» **Exercise**:
Which lines of the records contain "Contemporary"? Collect every one of them.

** begin Data extract **

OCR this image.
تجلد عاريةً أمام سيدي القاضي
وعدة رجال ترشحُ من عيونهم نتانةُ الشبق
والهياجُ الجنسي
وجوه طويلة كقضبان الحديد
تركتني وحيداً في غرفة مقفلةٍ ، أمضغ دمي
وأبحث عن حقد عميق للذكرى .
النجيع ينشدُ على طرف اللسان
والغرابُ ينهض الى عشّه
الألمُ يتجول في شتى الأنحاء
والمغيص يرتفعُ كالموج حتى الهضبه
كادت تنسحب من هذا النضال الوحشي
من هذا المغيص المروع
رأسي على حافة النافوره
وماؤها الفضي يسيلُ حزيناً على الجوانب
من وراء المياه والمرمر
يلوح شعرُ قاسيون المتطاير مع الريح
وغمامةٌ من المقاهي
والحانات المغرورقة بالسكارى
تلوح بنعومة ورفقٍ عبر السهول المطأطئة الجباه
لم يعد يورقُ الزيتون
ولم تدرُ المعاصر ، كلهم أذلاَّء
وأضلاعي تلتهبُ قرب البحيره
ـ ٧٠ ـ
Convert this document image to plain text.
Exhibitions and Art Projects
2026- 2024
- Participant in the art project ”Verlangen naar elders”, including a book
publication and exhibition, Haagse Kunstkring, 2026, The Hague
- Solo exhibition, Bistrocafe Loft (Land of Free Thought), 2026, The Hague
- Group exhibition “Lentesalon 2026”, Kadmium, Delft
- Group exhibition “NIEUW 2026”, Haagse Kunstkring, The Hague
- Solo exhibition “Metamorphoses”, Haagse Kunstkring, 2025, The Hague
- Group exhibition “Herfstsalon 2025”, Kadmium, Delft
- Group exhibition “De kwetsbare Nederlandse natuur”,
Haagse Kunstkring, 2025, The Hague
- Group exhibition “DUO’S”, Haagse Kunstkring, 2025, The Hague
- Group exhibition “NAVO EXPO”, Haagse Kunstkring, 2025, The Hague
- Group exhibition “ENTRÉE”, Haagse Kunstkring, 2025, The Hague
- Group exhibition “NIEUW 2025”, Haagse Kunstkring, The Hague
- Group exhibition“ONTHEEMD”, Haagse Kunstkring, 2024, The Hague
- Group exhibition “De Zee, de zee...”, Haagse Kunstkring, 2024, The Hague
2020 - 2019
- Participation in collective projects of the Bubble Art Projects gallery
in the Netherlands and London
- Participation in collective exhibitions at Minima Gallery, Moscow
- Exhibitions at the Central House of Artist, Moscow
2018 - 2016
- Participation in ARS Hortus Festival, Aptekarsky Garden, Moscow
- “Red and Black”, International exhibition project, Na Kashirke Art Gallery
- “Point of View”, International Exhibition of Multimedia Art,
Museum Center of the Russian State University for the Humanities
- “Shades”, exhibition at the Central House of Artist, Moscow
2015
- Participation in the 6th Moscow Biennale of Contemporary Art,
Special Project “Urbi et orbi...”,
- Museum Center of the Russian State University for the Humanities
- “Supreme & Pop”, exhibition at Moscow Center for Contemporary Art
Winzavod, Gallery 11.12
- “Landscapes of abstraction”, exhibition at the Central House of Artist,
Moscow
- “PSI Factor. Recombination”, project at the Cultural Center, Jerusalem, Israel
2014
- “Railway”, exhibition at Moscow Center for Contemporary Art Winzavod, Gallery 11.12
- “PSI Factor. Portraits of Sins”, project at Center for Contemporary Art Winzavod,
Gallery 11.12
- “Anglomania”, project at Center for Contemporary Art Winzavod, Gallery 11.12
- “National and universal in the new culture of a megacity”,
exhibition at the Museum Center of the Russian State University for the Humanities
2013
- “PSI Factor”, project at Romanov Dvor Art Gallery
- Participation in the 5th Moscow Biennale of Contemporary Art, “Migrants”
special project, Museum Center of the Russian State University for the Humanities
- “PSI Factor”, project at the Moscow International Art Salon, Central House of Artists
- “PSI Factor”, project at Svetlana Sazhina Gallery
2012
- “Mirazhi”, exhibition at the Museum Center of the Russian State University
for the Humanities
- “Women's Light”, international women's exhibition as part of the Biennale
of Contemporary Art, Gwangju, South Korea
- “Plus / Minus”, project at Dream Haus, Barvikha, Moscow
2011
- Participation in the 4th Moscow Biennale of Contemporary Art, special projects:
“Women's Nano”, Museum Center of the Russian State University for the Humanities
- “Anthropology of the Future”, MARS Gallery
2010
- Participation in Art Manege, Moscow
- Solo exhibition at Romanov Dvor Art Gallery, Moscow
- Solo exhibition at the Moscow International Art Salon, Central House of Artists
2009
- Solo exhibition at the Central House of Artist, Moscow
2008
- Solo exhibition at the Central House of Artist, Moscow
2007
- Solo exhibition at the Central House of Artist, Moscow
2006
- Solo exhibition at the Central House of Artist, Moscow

** end Data extract **

» **Solution to the exercise**:
- Participation in the 6th Moscow Biennale of Contemporary Art,
- “Supreme & Pop”, exhibition at Moscow Center for Contemporary Art
- “Railway”, exhibition at Moscow Center for Contemporary Art Winzavod, Gallery 11.12
- “PSI Factor. Portraits of Sins”, project at Center for Contemporary Art Winzavod,
- “Anglomania”, project at Center for Contemporary Art Winzavod, Gallery 11.12
- Participation in the 5th Moscow Biennale of Contemporary Art, “Migrants”
of Contemporary Art, Gwangju, South Korea
- Participation in the 4th Moscow Biennale of Contemporary Art, special projects:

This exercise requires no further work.